* Directions for this task:
Transcribe the material word for word, but without the images.

* Source records:
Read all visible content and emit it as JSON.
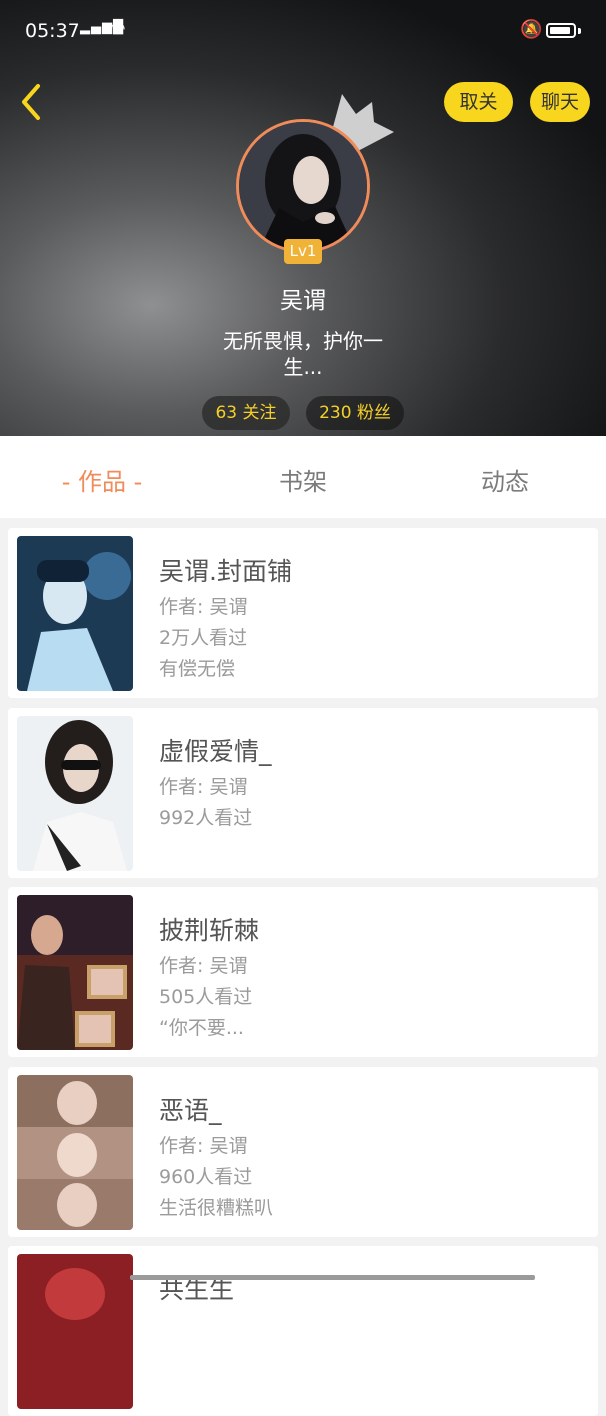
{
  "status_bar": {
    "time": "05:37",
    "signal": "4G"
  },
  "header": {
    "unfollow_label": "取关",
    "chat_label": "聊天",
    "level": "Lv1",
    "username": "吴谓",
    "bio": "无所畏惧，护你一生...",
    "following": "63 关注",
    "fans": "230 粉丝"
  },
  "tabs": [
    "- 作品 -",
    "书架",
    "动态"
  ],
  "books": [
    {
      "title": "吴谓.封面铺",
      "author": "作者: 吴谓",
      "views": "2万人看过",
      "desc": "有偿无偿"
    },
    {
      "title": "虚假爱情_",
      "author": "作者: 吴谓",
      "views": "992人看过",
      "desc": ""
    },
    {
      "title": "披荆斩棘",
      "author": "作者: 吴谓",
      "views": "505人看过",
      "desc": "“你不要..."
    },
    {
      "title": "恶语_",
      "author": "作者: 吴谓",
      "views": "960人看过",
      "desc": "生活很糟糕叭"
    },
    {
      "title": "共生生",
      "author": "",
      "views": "",
      "desc": ""
    }
  ],
  "colors": {
    "accent": "#f08b5a",
    "yellow": "#f8d61e",
    "stat_text": "#f5d029"
  }
}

* Solution for this problem:
Read all visible content and emit it as JSON.
{
  "status_bar": {
    "time": "05:37",
    "signal": "4G"
  },
  "header": {
    "unfollow_label": "取关",
    "chat_label": "聊天",
    "level": "Lv1",
    "username": "吴谓",
    "bio": "无所畏惧，护你一生...",
    "following": "63 关注",
    "fans": "230 粉丝"
  },
  "tabs": [
    "- 作品 -",
    "书架",
    "动态"
  ],
  "books": [
    {
      "title": "吴谓.封面铺",
      "author": "作者: 吴谓",
      "views": "2万人看过",
      "desc": "有偿无偿"
    },
    {
      "title": "虚假爱情_",
      "author": "作者: 吴谓",
      "views": "992人看过",
      "desc": ""
    },
    {
      "title": "披荆斩棘",
      "author": "作者: 吴谓",
      "views": "505人看过",
      "desc": "“你不要..."
    },
    {
      "title": "恶语_",
      "author": "作者: 吴谓",
      "views": "960人看过",
      "desc": "生活很糟糕叭"
    },
    {
      "title": "共生生",
      "author": "",
      "views": "",
      "desc": ""
    }
  ],
  "colors": {
    "accent": "#f08b5a",
    "yellow": "#f8d61e",
    "stat_text": "#f5d029"
  }
}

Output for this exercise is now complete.